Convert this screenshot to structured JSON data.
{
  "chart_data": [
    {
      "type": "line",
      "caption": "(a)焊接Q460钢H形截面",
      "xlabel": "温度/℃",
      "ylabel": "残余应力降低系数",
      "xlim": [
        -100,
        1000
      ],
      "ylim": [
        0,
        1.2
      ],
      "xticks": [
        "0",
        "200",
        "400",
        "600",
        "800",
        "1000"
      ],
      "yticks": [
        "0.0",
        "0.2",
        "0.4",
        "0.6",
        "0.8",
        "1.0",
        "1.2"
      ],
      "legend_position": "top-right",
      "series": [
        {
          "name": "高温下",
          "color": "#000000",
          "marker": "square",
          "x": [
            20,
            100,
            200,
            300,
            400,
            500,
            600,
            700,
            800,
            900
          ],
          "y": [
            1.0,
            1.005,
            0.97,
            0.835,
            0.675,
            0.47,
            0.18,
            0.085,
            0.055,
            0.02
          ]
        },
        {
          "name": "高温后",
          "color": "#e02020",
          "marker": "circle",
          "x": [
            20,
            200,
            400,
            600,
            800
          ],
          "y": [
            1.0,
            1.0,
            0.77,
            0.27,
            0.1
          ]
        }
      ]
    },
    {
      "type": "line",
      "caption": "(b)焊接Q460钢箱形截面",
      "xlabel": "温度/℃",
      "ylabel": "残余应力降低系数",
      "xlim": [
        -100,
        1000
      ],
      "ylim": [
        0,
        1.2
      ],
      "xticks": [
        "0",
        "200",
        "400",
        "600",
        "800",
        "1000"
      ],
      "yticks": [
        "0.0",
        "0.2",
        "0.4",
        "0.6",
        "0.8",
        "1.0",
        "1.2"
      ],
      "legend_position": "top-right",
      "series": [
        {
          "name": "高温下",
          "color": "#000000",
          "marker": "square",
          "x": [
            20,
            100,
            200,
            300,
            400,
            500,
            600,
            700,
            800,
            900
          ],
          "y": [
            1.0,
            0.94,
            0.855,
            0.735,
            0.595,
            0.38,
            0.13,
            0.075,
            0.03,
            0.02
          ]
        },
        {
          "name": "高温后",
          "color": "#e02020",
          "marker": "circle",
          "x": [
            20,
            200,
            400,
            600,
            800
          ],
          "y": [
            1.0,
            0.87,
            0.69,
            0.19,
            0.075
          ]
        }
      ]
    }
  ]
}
....
Copy each record from above without leaving any out.

Convert this screenshot to structured JSON data.
{
  "chart_data": [
    {
      "type": "line",
      "caption": "(a)焊接Q460钢H形截面",
      "xlabel": "温度/℃",
      "ylabel": "残余应力降低系数",
      "xlim": [
        -100,
        1000
      ],
      "ylim": [
        0,
        1.2
      ],
      "xticks": [
        "0",
        "200",
        "400",
        "600",
        "800",
        "1000"
      ],
      "yticks": [
        "0.0",
        "0.2",
        "0.4",
        "0.6",
        "0.8",
        "1.0",
        "1.2"
      ],
      "legend_position": "top-right",
      "series": [
        {
          "name": "高温下",
          "color": "#000000",
          "marker": "square",
          "x": [
            20,
            100,
            200,
            300,
            400,
            500,
            600,
            700,
            800,
            900
          ],
          "y": [
            1.0,
            1.005,
            0.97,
            0.835,
            0.675,
            0.47,
            0.18,
            0.085,
            0.055,
            0.02
          ]
        },
        {
          "name": "高温后",
          "color": "#e02020",
          "marker": "circle",
          "x": [
            20,
            200,
            400,
            600,
            800
          ],
          "y": [
            1.0,
            1.0,
            0.77,
            0.27,
            0.1
          ]
        }
      ]
    },
    {
      "type": "line",
      "caption": "(b)焊接Q460钢箱形截面",
      "xlabel": "温度/℃",
      "ylabel": "残余应力降低系数",
      "xlim": [
        -100,
        1000
      ],
      "ylim": [
        0,
        1.2
      ],
      "xticks": [
        "0",
        "200",
        "400",
        "600",
        "800",
        "1000"
      ],
      "yticks": [
        "0.0",
        "0.2",
        "0.4",
        "0.6",
        "0.8",
        "1.0",
        "1.2"
      ],
      "legend_position": "top-right",
      "series": [
        {
          "name": "高温下",
          "color": "#000000",
          "marker": "square",
          "x": [
            20,
            100,
            200,
            300,
            400,
            500,
            600,
            700,
            800,
            900
          ],
          "y": [
            1.0,
            0.94,
            0.855,
            0.735,
            0.595,
            0.38,
            0.13,
            0.075,
            0.03,
            0.02
          ]
        },
        {
          "name": "高温后",
          "color": "#e02020",
          "marker": "circle",
          "x": [
            20,
            200,
            400,
            600,
            800
          ],
          "y": [
            1.0,
            0.87,
            0.69,
            0.19,
            0.075
          ]
        }
      ]
    }
  ]
}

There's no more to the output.